• Objective: Repeat the entire listing exactly.

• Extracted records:
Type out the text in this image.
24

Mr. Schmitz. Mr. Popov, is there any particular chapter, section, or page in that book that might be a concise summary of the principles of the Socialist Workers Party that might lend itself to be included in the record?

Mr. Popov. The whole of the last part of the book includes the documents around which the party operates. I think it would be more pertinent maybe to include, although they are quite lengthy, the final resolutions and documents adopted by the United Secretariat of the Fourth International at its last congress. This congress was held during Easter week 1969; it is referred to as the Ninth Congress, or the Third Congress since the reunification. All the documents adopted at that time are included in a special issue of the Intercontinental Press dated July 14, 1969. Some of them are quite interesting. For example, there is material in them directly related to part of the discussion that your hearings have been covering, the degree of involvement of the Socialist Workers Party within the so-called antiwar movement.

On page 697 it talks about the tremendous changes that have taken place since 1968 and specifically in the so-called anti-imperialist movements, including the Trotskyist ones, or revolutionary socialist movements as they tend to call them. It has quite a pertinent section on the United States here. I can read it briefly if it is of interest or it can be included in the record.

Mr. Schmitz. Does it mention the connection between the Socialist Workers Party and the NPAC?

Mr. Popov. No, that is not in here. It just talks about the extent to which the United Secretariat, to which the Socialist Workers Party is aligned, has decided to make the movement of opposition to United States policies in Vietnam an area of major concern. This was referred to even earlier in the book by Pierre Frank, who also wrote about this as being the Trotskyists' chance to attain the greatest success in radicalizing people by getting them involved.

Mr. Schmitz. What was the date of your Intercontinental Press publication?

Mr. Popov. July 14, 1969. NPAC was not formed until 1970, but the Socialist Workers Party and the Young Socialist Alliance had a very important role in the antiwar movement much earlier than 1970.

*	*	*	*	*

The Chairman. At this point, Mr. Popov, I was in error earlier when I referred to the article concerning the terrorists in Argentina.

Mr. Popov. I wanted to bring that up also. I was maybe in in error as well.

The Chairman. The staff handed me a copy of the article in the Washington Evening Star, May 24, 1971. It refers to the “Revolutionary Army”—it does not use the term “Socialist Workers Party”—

• Response:
Type out the text in this image.
24

Mr. Schmitz. Mr. Popov, is there any particular chapter, section, or page in that book that might be a concise summary of the principles of the Socialist Workers Party that might lend itself to be included in the record?

Mr. Popov. The whole of the last part of the book includes the documents around which the party operates. I think it would be more pertinent maybe to include, although they are quite lengthy, the final resolutions and documents adopted by the United Secretariat of the Fourth International at its last congress. This congress was held during Easter week 1969; it is referred to as the Ninth Congress, or the Third Congress since the reunification. All the documents adopted at that time are included in a special issue of the Intercontinental Press dated July 14, 1969. Some of them are quite interesting. For example, there is material in them directly related to part of the discussion that your hearings have been covering, the degree of involvement of the Socialist Workers Party within the so-called antiwar movement.

On page 697 it talks about the tremendous changes that have taken place since 1968 and specifically in the so-called anti-imperialist movements, including the Trotskyist ones, or revolutionary socialist movements as they tend to call them. It has quite a pertinent section on the United States here. I can read it briefly if it is of interest or it can be included in the record.

Mr. Schmitz. Does it mention the connection between the Socialist Workers Party and the NPAC?

Mr. Popov. No, that is not in here. It just talks about the extent to which the United Secretariat, to which the Socialist Workers Party is aligned, has decided to make the movement of opposition to United States policies in Vietnam an area of major concern. This was referred to even earlier in the book by Pierre Frank, who also wrote about this as being the Trotskyists' chance to attain the greatest success in radicalizing people by getting them involved.

Mr. Schmitz. What was the date of your Intercontinental Press publication?

Mr. Popov. July 14, 1969. NPAC was not formed until 1970, but the Socialist Workers Party and the Young Socialist Alliance had a very important role in the antiwar movement much earlier than 1970.

*	*	*	*	*

The Chairman. At this point, Mr. Popov, I was in error earlier when I referred to the article concerning the terrorists in Argentina.

Mr. Popov. I wanted to bring that up also. I was maybe in in error as well.

The Chairman. The staff handed me a copy of the article in the Washington Evening Star, May 24, 1971. It refers to the “Revolutionary Army”—it does not use the term “Socialist Workers Party”—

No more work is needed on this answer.